At the risk of sounding literal or simplistic, this seems to me to be drawing rather a long bow. As Pierce’s own account testifies, children were often lost in the bush, a situation of dramatic poignancy, so that it is not hard to see why fiction writers would want to write about it and artists to paint it. Pierce notes also that it lends itself naturally to the highly popular genre of melodrama. Lawson’s fictional treatment of the theme, for instance, is fully in keeping with other of his stories that deal with madness in the endemic solitude of the bush. He is less interested in the children themselves than in the effects of their loss on their shattered parents.
Pierce also places a class spin on the stories, sometimes in what seems to me to be an unfair way. Newspaper accounts, he argues, imply the helplessness and passivity of the lost children without the intervention of the squatting class, whose search for the children both helps renew their sources of labour and suggests their attitudes of noblesse oblige. Is it too simple to suggest that whatever their privileges they might have been motivated by the kind of ordinary human sympathy that most people would have in the same situation? Certainly, when they don’t go out searching, he is scathingly contemptuous of them – like the squatters’ sons who entertain an audience with a poetry reading while others are searching.

•••

#### [REQUIRED TASKS]
- a) In the review, what popular genre does Pierce say the lost-child theme lends itself to?
- b) From the review, list every motive or attitude it gives, whether from Pierce or from the reviewer, for the squatting class searching for lost children.
- c) Keep going with the review, picking up after its final sentence.

#### [DATA EXCERPT]

•••

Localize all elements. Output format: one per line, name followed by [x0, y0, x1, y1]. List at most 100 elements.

•••

#### [EXERCISE RESPONSES]
- a) Melodrama.

- b)
- Renewing their sources of labour
- Attitudes of noblesse oblige
- Ordinary human sympathy that most people would feel in the same situation

- c)
Pierce argues that most of the lost children came from the families of the rural poor and speculates interestingly on the role of the Aborigines in these narratives. Aborigines often feature as the ‘secular agents’ of salvation. Stories of lost children are a means by which Aborigines may be re-admitted to the mainstream narratives in, and of, Austral, though sadly in the end this doesn’t happen.
When he turns to the twentieth century, however, Pierce’s vision is darker still: ‘the figure of the lost child still haunts the Australian imagination. Many novels, stories, plays and films since the 1950s are preoccupied with terrible transformations of that figure – abandoned, abused, aborted, abducted or murdered.’ 20th century accounts of the lost child are absent in redemptive possibilities; they are about ‘the rending of communities, rather than the uniting of them’. Again, Pierce reads a much larger significance into this. He goes so far as to call it ‘a cultural death wish’.
My reservations about some of Pierce’s more ambitious readings aside, this is a wide-ranging and compelling book. The choice of texts is imaginative and often original. For instance, there is a fascinating discussion of Lawler’s Summer of the Seventeenth Doll in terms of the absence of children and the attempt to create surrogates for them. Who would have thought of Frank Moorhouse in terms of this theme, and yet a plausible case is made that ‘Moorhouse’s lost ones are the urban children who might have been.’ The discussions are thorough and wide-ranging.
Pierce states admirably that his book ‘is written in hope, out of a humanist belief that the rehearsal of stories of our past … can still illumine how in Australia we came to be as we are, a people persistently fearful of where we are lodged in place and time’. In particular, he wishes to draw attention to the widespread abuse of children in Australia in the second half of this century and to the still unresolved tragedy of our treatment of the Aboriginal people.